» **INPUT DATA**
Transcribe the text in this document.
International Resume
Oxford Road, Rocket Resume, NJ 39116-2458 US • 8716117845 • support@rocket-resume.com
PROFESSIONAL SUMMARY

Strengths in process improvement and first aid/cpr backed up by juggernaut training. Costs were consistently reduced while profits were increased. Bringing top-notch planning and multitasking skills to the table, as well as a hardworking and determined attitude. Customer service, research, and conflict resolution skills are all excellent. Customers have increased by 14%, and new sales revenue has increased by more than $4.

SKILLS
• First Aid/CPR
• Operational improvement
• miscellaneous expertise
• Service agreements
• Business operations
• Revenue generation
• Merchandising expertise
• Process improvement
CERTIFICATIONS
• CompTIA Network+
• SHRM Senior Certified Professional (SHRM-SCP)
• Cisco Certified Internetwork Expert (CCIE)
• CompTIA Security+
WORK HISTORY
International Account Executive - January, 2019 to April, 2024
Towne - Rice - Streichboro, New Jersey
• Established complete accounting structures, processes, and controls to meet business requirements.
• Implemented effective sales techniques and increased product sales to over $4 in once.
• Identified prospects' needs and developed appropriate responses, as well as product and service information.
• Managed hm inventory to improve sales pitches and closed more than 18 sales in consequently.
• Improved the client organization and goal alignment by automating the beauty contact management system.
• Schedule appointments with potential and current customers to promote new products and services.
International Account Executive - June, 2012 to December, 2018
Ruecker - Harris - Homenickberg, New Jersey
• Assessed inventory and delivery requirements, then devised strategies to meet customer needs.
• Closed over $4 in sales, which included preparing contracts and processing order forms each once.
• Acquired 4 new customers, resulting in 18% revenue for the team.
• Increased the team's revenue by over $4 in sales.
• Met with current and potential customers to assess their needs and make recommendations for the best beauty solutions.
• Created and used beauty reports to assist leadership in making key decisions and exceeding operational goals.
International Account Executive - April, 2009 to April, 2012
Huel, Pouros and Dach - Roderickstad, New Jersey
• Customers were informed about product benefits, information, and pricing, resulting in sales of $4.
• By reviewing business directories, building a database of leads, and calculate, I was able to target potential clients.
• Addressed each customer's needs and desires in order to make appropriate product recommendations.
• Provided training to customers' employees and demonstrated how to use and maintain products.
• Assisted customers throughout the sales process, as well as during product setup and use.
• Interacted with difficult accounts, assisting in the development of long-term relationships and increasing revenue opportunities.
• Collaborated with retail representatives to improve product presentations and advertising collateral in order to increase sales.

» **WHAT TO WORK ON**
Return each line that includes "than".

» **ANSWER FOR THE TASK**
Strengths in process improvement and first aid/cpr backed up by juggernaut training. Costs were consistently reduced while profits were increased. Bringing top-notch planning and multitasking skills to the table, as well as a hardworking and determined attitude. Customer service, research, and conflict resolution skills are all excellent. Customers have increased by 14%, and new sales revenue has increased by more than $4.
• Managed hm inventory to improve sales pitches and closed more than 18 sales in consequently.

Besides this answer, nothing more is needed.